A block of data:
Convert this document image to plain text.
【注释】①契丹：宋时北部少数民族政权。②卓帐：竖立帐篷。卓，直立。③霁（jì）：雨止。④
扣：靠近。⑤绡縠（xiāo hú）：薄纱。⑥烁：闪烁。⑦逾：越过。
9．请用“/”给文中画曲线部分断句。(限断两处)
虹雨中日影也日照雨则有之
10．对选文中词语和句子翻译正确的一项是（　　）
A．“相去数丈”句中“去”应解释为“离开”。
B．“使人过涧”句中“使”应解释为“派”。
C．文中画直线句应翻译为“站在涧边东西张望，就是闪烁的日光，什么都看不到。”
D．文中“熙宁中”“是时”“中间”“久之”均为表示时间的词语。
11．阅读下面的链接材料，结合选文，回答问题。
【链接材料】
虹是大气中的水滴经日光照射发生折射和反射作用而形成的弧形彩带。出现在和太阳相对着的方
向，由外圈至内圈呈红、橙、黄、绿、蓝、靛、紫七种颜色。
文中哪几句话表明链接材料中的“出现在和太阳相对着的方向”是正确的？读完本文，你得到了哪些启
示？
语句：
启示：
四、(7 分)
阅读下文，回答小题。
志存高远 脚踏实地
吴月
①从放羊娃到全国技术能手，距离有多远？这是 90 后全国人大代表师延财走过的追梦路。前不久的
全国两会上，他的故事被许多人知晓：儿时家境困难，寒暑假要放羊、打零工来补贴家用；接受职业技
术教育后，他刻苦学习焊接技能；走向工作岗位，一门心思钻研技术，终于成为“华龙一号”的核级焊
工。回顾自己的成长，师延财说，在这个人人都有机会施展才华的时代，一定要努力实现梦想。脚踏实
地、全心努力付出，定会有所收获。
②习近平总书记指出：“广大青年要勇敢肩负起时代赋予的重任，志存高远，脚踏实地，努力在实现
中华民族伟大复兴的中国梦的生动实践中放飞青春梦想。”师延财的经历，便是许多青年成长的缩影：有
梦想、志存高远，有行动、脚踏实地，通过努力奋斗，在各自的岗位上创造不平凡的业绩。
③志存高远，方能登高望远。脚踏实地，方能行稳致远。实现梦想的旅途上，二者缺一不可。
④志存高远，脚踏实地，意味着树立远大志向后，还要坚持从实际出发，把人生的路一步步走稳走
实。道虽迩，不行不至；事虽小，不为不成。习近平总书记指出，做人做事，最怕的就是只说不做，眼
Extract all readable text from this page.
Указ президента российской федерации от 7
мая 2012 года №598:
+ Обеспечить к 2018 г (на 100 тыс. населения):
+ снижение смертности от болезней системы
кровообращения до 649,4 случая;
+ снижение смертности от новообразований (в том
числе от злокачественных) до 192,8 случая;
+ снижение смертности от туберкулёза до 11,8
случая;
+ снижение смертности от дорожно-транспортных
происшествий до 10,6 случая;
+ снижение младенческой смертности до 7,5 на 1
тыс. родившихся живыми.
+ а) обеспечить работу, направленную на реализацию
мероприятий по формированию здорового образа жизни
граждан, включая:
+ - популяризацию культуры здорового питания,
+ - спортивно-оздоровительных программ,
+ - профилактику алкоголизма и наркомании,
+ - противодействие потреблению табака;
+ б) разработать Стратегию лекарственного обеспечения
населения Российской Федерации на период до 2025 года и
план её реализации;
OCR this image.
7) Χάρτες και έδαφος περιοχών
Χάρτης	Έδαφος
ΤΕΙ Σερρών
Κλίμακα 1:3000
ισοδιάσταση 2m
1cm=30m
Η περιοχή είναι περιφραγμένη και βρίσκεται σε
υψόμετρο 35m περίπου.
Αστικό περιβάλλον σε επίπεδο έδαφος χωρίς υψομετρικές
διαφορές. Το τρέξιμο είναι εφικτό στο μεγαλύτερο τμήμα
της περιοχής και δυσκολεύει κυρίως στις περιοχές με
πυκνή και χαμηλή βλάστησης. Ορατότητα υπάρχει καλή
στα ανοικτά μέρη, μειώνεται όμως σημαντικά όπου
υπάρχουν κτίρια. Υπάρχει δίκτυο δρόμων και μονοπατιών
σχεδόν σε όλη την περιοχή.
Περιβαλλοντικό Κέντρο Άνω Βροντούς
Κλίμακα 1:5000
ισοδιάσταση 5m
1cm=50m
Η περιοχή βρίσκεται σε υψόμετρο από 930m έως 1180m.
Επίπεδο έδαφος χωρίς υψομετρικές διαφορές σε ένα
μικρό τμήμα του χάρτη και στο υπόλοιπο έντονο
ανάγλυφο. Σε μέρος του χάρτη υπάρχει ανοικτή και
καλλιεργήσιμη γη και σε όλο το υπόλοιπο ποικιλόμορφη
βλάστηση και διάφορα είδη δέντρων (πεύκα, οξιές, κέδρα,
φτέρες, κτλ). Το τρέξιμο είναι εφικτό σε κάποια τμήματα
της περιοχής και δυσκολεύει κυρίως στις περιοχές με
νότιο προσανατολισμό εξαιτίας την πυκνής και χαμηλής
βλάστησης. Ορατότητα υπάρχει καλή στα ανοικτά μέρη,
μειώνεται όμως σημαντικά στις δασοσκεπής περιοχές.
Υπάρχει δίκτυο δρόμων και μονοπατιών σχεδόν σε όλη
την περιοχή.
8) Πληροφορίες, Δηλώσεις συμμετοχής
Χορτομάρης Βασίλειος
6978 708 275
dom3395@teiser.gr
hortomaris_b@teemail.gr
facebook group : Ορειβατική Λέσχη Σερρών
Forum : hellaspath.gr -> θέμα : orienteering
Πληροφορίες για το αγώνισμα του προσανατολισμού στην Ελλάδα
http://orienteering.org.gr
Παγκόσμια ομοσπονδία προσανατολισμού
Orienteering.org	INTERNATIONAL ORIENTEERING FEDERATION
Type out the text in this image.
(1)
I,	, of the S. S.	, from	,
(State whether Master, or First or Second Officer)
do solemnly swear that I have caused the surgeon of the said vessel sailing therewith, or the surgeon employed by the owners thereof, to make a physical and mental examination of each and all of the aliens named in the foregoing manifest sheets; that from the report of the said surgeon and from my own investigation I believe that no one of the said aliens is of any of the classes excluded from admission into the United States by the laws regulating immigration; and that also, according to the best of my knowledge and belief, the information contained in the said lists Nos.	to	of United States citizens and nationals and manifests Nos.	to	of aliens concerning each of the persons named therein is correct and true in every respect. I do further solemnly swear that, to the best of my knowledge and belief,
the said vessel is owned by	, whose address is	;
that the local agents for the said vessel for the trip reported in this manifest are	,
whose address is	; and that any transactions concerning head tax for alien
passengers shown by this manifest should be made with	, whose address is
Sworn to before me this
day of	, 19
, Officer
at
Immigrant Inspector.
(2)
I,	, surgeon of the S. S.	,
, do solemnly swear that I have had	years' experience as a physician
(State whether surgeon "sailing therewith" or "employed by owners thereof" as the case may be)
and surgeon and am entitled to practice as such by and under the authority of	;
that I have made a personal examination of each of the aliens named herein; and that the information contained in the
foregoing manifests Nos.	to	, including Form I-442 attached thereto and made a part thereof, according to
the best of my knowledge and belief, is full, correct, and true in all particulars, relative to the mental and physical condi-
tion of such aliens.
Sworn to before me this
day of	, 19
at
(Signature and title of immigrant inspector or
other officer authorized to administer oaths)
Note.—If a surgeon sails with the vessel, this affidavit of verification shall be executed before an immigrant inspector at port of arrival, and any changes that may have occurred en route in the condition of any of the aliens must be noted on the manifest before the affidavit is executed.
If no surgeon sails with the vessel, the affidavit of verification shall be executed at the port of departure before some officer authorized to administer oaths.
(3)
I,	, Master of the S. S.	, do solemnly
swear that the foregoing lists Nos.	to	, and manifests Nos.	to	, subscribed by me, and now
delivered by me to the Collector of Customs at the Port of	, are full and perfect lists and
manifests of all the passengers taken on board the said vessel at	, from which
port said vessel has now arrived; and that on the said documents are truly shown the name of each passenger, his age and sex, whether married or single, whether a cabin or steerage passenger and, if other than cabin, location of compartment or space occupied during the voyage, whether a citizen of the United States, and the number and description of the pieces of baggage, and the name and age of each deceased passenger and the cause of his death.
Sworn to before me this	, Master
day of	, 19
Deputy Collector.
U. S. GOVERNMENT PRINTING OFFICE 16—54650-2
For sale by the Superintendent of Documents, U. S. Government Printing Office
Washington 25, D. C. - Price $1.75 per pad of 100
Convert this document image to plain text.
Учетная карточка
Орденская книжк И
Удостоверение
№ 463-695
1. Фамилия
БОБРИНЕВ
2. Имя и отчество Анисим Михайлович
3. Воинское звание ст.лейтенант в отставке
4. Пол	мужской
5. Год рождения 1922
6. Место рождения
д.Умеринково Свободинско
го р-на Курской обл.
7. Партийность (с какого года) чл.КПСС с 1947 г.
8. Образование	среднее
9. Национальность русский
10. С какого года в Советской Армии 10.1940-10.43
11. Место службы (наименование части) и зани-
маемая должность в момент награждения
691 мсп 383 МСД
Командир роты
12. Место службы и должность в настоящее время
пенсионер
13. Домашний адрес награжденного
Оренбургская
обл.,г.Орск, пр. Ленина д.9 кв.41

INSTRUCTION = Going over the lines above, work out how many include "όμως", then give only that number.

RIGHT ANSWER = 2